> _OBJECTIVE_
Extract the records in full, leaving every picture out.

Stored entries
▬▬▬▬▬▬

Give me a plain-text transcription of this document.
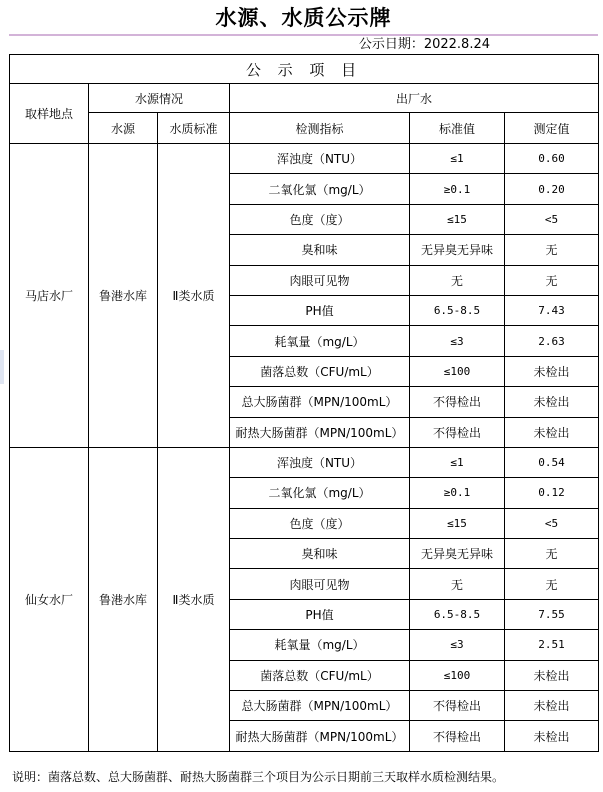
水源、水质公示牌
公示日期：2022.8.24
公 示 项 目					
取样地点	水源情况		出厂水		
	水源	水质标准	检测指标	标准值	测定值
马店水厂	鲁港水库	Ⅱ类水质	浑浊度（NTU）	≤1	0.60
			二氧化氯（mg/L）	≥0.1	0.20
			色度（度）	≤15	<5
			臭和味	无异臭无异味	无
			肉眼可见物	无	无
			PH值	6.5-8.5	7.43
			耗氧量（mg/L）	≤3	2.63
			菌落总数（CFU/mL）	≤100	未检出
			总大肠菌群（MPN/100mL）	不得检出	未检出
			耐热大肠菌群（MPN/100mL）	不得检出	未检出
仙女水厂	鲁港水库	Ⅱ类水质	浑浊度（NTU）	≤1	0.54
			二氧化氯（mg/L）	≥0.1	0.12
			色度（度）	≤15	<5
			臭和味	无异臭无异味	无
			肉眼可见物	无	无
			PH值	6.5-8.5	7.55
			耗氧量（mg/L）	≤3	2.51
			菌落总数（CFU/mL）	≤100	未检出
			总大肠菌群（MPN/100mL）	不得检出	未检出
			耐热大肠菌群（MPN/100mL）	不得检出	未检出
说明：菌落总数、总大肠菌群、耐热大肠菌群三个项目为公示日期前三天取样水质检测结果。
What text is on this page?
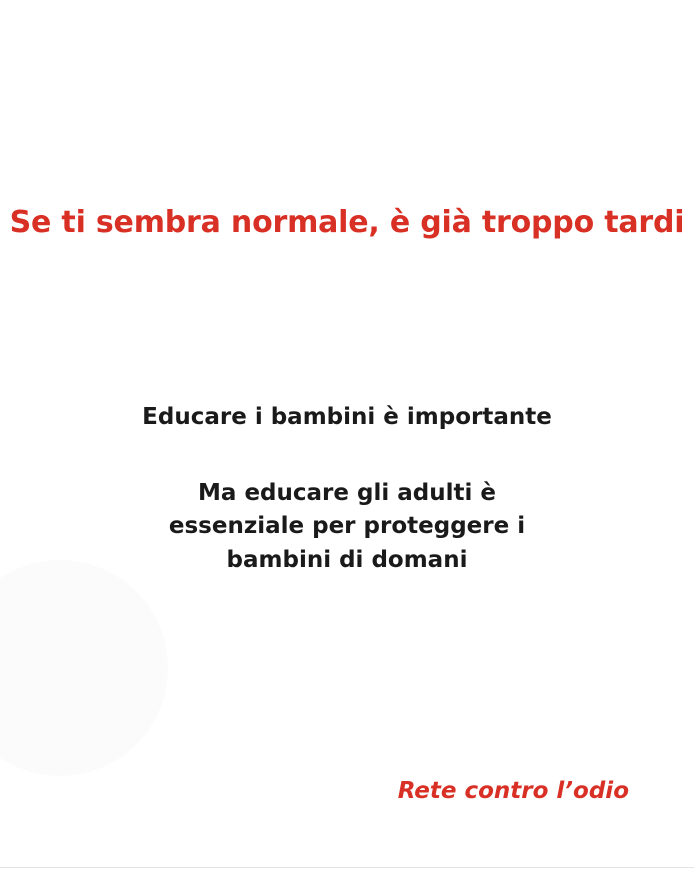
Se ti sembra normale, è già troppo tardi
Educare i bambini è importante
Ma educare gli adulti è
essenziale per proteggere i
bambini di domani
Rete contro l’odio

▬▬▬▬▬▬

> _THE REPLY_
Give me a plain-text transcription of this document.
水源、水质公示牌
公示日期：2022.8.24
公 示 项 目					
取样地点	水源情况		出厂水		
	水源	水质标准	检测指标	标准值	测定值
马店水厂	鲁港水库	Ⅱ类水质	浑浊度（NTU）	≤1	0.60
			二氧化氯（mg/L）	≥0.1	0.20
			色度（度）	≤15	<5
			臭和味	无异臭无异味	无
			肉眼可见物	无	无
			PH值	6.5-8.5	7.43
			耗氧量（mg/L）	≤3	2.63
			菌落总数（CFU/mL）	≤100	未检出
			总大肠菌群（MPN/100mL）	不得检出	未检出
			耐热大肠菌群（MPN/100mL）	不得检出	未检出
仙女水厂	鲁港水库	Ⅱ类水质	浑浊度（NTU）	≤1	0.54
			二氧化氯（mg/L）	≥0.1	0.12
			色度（度）	≤15	<5
			臭和味	无异臭无异味	无
			肉眼可见物	无	无
			PH值	6.5-8.5	7.55
			耗氧量（mg/L）	≤3	2.51
			菌落总数（CFU/mL）	≤100	未检出
			总大肠菌群（MPN/100mL）	不得检出	未检出
			耐热大肠菌群（MPN/100mL）	不得检出	未检出
说明：菌落总数、总大肠菌群、耐热大肠菌群三个项目为公示日期前三天取样水质检测结果。
What text is on this page?
Se ti sembra normale, è già troppo tardi
Educare i bambini è importante
Ma educare gli adulti è
essenziale per proteggere i
bambini di domani
Rete contro l’odio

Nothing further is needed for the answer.